• [TASK REQUIREMENTS] Find every line in the records that holds the string "Evaluation". Copy each one.

• [LISTING]
>>

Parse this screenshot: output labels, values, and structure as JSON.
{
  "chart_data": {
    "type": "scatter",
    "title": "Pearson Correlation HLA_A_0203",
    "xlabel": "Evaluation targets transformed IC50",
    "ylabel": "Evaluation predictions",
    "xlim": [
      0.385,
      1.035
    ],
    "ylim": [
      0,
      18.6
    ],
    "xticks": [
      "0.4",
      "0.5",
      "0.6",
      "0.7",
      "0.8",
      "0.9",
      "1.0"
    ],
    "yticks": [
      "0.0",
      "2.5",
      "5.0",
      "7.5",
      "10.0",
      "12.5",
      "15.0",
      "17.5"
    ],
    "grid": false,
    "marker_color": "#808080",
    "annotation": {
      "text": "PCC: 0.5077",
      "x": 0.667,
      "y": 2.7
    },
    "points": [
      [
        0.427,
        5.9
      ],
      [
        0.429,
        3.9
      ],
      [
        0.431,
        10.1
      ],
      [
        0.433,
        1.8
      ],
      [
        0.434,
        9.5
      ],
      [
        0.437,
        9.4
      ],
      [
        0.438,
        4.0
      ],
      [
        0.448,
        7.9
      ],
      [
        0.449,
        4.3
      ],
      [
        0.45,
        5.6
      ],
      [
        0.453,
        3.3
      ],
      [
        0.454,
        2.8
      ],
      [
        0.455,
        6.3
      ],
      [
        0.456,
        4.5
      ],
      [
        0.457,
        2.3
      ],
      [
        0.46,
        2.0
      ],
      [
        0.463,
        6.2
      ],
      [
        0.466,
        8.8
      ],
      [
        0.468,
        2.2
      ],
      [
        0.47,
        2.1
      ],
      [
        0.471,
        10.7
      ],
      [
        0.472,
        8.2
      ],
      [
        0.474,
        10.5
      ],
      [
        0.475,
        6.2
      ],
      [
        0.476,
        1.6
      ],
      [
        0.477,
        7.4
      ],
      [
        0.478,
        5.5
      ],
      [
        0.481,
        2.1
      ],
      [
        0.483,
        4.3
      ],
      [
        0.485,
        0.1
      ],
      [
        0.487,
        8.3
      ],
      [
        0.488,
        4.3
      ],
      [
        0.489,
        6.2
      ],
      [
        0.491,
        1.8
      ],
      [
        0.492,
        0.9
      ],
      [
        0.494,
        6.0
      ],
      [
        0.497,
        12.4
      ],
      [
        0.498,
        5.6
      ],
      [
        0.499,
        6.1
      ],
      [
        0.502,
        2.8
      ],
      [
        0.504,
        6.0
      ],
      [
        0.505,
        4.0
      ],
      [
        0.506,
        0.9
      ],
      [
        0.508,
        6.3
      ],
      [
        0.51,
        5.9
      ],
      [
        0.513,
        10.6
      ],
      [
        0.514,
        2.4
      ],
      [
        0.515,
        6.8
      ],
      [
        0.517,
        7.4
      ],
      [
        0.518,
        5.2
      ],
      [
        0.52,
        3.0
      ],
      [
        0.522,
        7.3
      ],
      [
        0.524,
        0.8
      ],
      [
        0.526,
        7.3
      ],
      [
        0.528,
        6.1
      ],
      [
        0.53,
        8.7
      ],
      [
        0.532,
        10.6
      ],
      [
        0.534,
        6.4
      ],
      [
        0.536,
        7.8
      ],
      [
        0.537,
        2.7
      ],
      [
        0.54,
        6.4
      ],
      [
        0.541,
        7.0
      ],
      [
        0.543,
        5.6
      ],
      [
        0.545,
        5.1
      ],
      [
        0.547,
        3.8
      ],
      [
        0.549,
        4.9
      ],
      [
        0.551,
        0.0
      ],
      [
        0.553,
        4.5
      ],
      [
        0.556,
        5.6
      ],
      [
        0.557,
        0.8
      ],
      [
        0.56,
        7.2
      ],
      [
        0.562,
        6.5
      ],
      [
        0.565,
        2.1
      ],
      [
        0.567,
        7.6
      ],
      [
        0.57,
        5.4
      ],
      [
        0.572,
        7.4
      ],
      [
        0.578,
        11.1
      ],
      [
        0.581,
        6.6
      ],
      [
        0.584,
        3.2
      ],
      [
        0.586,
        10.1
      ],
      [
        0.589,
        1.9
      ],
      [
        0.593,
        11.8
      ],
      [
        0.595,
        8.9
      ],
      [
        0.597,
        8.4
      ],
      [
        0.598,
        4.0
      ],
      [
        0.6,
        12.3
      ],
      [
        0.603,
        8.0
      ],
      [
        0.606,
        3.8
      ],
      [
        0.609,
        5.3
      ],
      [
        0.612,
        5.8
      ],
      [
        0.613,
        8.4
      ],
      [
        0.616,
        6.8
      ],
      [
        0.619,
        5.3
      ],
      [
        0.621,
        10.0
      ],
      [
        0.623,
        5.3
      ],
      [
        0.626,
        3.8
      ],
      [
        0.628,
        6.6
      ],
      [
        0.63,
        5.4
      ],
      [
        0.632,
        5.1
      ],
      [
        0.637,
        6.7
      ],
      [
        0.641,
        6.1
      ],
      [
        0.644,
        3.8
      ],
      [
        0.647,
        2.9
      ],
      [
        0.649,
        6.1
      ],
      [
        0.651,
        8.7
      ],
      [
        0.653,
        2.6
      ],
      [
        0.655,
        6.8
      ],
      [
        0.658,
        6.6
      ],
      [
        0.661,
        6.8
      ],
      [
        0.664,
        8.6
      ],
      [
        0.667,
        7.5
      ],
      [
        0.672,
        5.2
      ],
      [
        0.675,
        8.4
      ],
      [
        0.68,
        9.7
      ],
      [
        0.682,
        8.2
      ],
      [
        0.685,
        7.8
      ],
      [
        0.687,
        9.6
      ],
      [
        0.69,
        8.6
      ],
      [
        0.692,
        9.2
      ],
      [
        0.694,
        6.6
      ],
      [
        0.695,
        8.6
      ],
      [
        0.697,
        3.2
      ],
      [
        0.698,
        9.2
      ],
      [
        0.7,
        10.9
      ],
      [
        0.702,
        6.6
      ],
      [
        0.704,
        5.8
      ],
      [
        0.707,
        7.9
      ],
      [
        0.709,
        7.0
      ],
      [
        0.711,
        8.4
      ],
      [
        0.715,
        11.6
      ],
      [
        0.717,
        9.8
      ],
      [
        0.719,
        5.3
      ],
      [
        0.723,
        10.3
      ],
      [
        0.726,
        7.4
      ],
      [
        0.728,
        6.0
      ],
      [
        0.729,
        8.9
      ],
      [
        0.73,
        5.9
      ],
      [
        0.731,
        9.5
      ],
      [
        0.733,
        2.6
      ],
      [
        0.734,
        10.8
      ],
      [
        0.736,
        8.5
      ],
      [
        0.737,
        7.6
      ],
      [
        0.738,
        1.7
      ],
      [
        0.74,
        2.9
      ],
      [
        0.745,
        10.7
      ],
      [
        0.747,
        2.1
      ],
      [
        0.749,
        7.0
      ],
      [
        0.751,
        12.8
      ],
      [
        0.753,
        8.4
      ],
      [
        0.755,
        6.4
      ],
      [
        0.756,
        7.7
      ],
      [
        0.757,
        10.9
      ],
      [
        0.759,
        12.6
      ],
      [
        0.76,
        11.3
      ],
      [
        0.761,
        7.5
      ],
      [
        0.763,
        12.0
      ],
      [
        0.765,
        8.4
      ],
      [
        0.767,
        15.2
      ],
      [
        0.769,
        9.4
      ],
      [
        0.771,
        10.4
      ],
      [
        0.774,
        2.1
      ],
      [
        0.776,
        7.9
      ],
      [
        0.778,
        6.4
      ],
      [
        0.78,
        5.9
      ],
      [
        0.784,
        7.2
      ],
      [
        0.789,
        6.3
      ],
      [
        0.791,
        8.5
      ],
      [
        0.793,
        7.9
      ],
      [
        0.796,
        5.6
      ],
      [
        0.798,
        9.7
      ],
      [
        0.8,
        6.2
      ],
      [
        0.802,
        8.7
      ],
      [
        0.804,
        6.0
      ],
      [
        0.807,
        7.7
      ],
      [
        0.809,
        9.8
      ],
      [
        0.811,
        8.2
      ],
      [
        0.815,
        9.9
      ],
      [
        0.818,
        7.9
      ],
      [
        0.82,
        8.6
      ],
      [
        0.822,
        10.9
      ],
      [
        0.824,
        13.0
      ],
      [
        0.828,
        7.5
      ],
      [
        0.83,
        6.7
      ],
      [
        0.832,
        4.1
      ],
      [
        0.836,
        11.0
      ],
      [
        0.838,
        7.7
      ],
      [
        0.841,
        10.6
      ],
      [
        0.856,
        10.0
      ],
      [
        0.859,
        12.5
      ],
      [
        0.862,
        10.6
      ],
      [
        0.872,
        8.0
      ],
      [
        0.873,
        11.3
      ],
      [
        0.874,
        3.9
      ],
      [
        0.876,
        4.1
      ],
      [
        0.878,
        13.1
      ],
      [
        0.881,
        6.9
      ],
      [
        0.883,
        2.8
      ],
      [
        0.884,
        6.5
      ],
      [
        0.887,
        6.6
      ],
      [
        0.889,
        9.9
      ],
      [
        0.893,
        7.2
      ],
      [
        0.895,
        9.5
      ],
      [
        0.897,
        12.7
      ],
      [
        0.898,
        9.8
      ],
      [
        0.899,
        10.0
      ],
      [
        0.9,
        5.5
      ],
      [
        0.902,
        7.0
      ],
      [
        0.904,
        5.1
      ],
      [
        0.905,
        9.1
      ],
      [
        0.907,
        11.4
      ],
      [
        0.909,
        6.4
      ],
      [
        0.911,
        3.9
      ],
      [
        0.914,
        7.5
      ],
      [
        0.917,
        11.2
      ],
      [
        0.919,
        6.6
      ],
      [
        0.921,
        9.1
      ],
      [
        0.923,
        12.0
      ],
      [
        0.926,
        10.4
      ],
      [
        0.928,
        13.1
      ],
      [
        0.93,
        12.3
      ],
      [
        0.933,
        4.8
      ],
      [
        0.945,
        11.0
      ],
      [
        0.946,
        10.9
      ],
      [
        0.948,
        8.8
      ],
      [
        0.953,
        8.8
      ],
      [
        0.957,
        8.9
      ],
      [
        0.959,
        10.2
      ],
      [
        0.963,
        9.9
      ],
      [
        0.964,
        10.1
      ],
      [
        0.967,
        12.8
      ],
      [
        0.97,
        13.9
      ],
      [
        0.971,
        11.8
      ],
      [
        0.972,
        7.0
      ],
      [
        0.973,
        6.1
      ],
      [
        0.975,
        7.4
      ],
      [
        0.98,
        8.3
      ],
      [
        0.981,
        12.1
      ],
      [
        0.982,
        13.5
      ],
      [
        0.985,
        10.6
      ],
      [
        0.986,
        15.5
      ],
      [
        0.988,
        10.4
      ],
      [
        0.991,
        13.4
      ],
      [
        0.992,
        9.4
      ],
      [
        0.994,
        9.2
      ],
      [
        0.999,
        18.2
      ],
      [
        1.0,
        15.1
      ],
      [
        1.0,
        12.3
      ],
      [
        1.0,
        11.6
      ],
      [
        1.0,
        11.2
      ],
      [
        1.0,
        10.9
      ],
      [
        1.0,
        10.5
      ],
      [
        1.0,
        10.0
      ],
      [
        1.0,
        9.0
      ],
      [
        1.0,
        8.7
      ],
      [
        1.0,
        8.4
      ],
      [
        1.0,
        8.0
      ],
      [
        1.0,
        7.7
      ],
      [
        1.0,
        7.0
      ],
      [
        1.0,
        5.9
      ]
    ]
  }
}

<<
>>

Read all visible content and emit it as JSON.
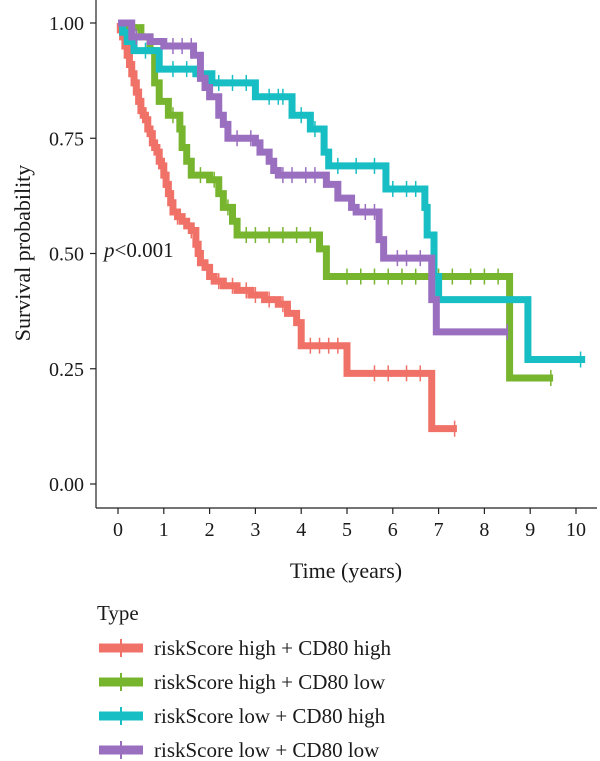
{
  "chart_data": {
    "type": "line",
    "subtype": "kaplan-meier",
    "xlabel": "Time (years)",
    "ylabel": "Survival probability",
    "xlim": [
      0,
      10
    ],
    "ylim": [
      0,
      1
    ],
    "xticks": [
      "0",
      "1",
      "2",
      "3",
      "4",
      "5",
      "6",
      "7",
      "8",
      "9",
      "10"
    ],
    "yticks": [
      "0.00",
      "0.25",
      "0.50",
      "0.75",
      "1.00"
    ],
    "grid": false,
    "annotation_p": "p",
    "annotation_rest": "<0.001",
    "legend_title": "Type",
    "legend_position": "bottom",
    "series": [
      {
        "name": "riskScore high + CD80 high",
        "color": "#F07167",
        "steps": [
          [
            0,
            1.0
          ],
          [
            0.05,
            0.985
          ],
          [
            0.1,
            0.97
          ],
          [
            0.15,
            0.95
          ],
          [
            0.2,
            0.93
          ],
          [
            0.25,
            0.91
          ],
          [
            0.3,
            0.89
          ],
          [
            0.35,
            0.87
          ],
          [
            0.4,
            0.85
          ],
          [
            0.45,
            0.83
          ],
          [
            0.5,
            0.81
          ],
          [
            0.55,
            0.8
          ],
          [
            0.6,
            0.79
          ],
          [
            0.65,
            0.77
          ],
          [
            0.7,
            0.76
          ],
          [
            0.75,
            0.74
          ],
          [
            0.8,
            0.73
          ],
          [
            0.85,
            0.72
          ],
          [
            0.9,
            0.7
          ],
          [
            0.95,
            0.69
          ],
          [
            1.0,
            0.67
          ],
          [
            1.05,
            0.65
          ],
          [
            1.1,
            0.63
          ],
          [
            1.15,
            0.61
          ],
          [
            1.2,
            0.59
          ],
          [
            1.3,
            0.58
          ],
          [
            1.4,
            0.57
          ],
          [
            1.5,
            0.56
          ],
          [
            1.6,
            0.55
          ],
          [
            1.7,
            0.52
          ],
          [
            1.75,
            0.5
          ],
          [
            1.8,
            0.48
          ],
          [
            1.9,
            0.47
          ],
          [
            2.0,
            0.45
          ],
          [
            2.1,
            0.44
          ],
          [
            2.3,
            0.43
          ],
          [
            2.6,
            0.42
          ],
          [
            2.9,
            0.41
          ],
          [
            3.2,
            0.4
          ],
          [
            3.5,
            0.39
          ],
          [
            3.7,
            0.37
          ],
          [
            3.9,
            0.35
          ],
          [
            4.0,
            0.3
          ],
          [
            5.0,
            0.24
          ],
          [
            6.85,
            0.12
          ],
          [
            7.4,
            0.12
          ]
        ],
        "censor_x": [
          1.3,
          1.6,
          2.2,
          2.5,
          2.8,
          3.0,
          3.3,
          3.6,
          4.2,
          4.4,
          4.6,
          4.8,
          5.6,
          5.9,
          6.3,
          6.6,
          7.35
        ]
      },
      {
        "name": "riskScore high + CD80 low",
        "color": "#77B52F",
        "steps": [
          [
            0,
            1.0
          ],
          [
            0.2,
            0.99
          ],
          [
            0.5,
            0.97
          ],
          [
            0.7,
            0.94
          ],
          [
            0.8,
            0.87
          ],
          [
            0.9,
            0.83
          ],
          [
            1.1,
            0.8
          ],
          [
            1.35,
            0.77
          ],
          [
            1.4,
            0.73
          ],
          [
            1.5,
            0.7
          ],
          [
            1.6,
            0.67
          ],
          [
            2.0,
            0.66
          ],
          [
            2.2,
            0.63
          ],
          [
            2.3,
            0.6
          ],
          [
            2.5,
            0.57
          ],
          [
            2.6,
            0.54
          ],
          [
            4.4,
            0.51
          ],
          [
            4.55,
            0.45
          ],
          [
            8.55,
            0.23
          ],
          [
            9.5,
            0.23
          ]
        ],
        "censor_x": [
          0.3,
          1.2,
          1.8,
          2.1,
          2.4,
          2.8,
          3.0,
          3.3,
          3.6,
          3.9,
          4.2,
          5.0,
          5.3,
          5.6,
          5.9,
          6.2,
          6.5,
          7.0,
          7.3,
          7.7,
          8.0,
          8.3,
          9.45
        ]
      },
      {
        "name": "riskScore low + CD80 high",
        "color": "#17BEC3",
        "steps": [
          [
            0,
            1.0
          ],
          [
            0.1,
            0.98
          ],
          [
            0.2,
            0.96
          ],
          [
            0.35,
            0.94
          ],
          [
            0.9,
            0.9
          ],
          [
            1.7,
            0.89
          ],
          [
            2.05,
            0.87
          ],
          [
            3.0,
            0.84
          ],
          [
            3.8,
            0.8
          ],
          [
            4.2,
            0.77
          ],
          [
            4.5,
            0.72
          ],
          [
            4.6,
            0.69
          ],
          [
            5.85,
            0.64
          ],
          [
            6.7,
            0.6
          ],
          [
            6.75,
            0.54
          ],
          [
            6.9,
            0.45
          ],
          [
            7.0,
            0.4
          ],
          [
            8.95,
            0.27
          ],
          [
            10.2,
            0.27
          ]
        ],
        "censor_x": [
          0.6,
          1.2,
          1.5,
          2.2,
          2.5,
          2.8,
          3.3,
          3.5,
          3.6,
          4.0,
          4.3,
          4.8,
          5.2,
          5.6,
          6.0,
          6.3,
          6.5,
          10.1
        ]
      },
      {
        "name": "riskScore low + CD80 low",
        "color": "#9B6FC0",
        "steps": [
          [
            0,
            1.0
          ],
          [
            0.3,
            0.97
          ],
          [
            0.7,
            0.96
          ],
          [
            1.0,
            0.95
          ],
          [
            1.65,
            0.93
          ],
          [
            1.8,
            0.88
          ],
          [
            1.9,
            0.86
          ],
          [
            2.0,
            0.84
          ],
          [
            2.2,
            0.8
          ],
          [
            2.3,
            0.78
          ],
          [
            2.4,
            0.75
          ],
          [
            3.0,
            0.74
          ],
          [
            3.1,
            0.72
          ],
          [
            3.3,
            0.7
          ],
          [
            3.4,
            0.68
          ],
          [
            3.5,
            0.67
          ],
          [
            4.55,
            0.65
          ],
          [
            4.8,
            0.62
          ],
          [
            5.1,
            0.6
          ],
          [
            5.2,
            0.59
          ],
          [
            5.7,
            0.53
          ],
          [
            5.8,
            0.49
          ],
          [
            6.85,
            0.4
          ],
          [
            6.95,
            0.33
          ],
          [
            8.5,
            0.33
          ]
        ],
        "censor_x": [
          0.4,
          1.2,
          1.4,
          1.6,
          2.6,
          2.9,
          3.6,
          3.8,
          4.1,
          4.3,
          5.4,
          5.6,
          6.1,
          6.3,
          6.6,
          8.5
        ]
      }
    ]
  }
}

<<
>>

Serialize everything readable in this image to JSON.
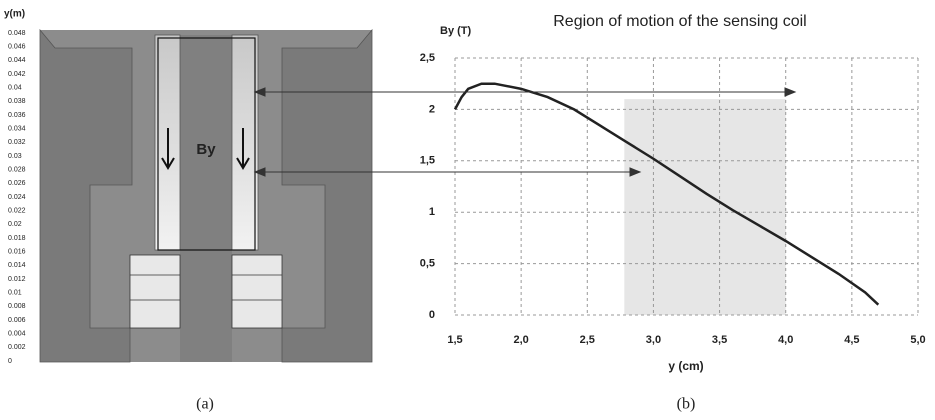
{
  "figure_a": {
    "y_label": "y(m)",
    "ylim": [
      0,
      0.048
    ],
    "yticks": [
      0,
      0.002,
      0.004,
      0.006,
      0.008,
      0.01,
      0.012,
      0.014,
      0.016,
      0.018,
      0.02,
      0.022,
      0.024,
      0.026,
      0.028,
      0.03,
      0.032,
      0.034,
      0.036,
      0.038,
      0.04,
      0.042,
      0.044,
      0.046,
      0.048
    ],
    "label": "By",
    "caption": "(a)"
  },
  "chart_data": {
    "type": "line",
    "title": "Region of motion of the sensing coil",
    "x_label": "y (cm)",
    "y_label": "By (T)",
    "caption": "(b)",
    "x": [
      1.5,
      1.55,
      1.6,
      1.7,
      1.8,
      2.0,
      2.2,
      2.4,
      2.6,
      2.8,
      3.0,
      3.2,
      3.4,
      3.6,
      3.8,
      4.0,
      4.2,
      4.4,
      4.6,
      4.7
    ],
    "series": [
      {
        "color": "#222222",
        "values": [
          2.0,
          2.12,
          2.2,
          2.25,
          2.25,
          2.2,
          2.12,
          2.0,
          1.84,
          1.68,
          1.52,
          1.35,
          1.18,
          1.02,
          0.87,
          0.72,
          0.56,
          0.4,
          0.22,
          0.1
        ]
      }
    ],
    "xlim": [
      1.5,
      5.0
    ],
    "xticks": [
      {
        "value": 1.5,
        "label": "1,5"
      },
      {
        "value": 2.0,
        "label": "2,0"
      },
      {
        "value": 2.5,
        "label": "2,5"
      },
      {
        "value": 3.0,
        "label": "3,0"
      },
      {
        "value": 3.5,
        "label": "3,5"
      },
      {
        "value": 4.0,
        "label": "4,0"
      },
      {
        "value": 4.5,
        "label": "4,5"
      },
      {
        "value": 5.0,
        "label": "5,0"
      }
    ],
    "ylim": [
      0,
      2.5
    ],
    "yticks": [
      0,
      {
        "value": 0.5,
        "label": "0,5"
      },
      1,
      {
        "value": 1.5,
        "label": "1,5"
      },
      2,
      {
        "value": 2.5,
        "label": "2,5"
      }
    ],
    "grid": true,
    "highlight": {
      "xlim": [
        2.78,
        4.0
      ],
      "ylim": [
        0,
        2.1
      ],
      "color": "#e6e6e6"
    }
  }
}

<<

• [FINISHED TASK]
    "xlabel": "Evaluation targets transformed IC50",
    "ylabel": "Evaluation predictions",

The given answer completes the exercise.